▸ **What you should do**:
Scan the lines below for the string "text" and copy every one that has it.
— Begin Data supplied —
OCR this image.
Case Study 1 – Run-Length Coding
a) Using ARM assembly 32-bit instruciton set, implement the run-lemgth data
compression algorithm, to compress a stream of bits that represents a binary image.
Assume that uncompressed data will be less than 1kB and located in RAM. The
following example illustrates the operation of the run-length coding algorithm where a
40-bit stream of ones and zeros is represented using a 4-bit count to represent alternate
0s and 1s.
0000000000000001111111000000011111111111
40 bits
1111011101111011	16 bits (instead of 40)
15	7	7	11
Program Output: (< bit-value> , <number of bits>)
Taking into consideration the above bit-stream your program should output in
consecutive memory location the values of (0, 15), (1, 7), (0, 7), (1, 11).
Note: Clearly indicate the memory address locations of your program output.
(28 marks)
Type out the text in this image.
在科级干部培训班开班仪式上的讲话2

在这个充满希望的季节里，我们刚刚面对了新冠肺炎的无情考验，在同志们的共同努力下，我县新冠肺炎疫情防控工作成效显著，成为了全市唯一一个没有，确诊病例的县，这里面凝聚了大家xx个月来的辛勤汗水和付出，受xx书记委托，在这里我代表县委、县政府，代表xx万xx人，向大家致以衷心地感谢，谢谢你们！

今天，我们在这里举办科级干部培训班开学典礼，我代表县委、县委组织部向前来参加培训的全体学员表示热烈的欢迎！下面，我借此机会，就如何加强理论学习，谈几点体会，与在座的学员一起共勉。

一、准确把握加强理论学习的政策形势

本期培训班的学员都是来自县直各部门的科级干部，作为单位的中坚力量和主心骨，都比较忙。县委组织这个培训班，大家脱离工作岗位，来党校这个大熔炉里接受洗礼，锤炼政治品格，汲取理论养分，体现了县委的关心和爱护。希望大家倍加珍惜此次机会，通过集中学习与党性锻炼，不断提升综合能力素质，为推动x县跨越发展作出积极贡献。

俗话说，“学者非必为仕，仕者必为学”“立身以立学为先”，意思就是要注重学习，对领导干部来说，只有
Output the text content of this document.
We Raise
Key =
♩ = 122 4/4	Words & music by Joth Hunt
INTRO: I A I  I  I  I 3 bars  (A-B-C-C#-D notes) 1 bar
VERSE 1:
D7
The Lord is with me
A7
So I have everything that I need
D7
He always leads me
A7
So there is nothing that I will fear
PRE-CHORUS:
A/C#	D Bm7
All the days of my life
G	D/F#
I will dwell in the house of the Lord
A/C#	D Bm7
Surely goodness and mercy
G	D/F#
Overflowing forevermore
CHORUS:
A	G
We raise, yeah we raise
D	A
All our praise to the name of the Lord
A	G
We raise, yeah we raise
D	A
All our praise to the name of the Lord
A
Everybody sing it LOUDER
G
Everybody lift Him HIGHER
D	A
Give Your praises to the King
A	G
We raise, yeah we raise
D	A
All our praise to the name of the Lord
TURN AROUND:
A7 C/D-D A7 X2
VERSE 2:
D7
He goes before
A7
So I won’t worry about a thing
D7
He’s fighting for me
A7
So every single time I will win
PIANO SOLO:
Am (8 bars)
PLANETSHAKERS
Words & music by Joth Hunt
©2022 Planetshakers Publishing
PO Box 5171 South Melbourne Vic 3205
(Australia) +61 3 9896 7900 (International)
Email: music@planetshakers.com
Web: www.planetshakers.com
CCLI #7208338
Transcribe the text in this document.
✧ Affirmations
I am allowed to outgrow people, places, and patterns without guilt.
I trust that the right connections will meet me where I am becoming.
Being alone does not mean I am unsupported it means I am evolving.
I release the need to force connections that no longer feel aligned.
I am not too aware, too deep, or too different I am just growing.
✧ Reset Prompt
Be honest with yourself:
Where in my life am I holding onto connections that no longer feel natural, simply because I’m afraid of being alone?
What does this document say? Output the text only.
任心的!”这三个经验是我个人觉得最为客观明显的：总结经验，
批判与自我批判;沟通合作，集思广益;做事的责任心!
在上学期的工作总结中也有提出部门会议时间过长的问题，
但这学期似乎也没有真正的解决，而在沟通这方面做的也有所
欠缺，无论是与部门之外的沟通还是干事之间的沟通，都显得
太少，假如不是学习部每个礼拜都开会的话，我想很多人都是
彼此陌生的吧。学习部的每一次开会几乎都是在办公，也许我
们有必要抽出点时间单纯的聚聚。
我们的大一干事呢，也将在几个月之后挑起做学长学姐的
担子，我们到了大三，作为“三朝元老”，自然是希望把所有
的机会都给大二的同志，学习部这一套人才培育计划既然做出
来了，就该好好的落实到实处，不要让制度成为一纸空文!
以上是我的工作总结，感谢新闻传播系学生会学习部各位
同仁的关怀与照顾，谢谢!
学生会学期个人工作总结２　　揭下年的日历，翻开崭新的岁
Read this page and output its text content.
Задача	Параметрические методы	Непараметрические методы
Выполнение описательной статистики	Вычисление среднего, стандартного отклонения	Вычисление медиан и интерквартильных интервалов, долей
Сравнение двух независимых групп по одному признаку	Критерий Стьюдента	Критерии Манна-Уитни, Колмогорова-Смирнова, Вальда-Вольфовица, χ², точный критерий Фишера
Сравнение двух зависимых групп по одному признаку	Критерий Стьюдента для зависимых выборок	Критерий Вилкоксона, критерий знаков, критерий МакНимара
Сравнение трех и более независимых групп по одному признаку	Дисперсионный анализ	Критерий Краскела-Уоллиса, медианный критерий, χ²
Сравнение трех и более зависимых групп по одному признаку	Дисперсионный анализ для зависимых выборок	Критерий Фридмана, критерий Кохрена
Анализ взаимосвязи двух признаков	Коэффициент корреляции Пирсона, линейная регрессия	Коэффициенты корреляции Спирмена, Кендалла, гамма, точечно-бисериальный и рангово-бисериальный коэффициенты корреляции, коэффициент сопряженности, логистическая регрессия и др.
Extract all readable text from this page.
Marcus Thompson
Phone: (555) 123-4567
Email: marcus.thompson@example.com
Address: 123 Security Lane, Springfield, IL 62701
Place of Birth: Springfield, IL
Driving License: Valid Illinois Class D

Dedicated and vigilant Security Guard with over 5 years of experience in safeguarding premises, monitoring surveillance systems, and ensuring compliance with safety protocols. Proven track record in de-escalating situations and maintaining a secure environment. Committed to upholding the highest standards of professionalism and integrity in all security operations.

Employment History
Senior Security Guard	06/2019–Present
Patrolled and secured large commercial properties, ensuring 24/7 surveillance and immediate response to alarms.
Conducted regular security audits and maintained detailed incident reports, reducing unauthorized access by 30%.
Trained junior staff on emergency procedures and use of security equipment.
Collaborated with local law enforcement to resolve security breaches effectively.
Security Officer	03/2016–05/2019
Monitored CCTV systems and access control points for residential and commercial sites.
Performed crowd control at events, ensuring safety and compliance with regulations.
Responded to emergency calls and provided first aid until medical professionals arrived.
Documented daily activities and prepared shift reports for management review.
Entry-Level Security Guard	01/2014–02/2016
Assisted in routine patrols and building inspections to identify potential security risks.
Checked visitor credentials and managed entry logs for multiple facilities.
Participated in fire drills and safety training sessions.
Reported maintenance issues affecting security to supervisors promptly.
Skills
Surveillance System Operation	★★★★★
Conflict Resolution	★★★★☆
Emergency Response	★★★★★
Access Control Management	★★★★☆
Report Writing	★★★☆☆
— End Data supplied —
▸ **The reply**:
Type out the text in this image.
Output the text content of this document.
Transcribe the text in this document.
What does this document say? Output the text only.
Read this page and output its text content.
Extract all readable text from this page.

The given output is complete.